Direction:
Look through the material below, count the lines containing the word "лесов", and state only the count.

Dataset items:
============

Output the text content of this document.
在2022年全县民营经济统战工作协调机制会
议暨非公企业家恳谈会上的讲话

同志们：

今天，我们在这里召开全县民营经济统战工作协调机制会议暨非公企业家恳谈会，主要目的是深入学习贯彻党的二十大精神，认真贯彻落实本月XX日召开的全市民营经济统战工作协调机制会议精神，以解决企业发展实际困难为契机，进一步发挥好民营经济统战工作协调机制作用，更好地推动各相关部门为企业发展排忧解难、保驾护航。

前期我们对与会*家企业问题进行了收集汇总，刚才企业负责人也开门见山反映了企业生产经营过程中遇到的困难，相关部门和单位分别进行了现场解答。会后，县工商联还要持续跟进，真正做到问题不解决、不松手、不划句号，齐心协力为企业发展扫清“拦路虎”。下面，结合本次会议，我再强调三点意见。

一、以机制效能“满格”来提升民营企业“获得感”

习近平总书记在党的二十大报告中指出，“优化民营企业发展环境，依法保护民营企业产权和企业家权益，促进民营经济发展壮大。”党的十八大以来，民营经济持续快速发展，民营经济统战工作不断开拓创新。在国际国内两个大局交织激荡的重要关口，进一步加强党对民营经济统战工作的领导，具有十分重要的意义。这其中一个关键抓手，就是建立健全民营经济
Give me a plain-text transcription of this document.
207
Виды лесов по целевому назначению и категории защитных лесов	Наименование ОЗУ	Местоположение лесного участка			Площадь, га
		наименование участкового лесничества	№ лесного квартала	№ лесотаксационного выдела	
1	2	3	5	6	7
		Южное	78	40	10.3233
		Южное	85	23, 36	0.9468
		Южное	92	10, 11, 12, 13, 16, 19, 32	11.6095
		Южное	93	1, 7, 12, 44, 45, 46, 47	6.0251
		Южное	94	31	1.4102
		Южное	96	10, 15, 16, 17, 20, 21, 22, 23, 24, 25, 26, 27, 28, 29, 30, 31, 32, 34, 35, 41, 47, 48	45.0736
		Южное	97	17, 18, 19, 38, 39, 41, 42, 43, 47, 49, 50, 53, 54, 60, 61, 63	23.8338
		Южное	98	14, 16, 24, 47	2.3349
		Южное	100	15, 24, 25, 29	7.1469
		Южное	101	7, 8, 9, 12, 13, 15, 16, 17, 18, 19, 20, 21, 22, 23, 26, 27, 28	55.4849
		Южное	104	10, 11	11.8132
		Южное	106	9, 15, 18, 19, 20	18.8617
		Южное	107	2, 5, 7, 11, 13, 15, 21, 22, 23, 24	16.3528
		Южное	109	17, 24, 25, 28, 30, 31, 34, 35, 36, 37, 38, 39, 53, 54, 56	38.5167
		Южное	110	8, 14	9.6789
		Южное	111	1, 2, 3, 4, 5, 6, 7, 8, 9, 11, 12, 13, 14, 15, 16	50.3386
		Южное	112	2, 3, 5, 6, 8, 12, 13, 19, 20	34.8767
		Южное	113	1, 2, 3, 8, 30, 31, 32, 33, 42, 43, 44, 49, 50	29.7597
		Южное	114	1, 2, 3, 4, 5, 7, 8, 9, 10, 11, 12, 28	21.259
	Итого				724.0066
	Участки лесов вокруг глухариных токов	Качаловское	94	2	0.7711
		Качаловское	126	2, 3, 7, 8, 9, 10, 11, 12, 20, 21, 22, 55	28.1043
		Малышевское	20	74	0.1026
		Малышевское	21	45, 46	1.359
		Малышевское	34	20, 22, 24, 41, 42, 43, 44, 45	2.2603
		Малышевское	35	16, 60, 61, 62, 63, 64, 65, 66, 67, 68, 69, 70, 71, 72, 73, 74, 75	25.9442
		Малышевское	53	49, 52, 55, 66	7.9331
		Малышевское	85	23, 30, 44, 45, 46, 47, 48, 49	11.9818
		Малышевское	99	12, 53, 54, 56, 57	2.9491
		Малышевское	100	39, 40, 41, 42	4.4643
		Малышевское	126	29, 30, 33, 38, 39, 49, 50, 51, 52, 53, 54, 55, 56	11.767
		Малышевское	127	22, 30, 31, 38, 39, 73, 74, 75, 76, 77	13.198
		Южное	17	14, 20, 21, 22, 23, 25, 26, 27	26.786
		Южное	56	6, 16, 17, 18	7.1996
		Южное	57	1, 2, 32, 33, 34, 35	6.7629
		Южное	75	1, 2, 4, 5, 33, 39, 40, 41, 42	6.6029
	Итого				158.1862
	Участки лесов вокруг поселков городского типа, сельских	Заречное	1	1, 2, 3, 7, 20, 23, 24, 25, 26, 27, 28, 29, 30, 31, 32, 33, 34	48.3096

============

Response to this task:
3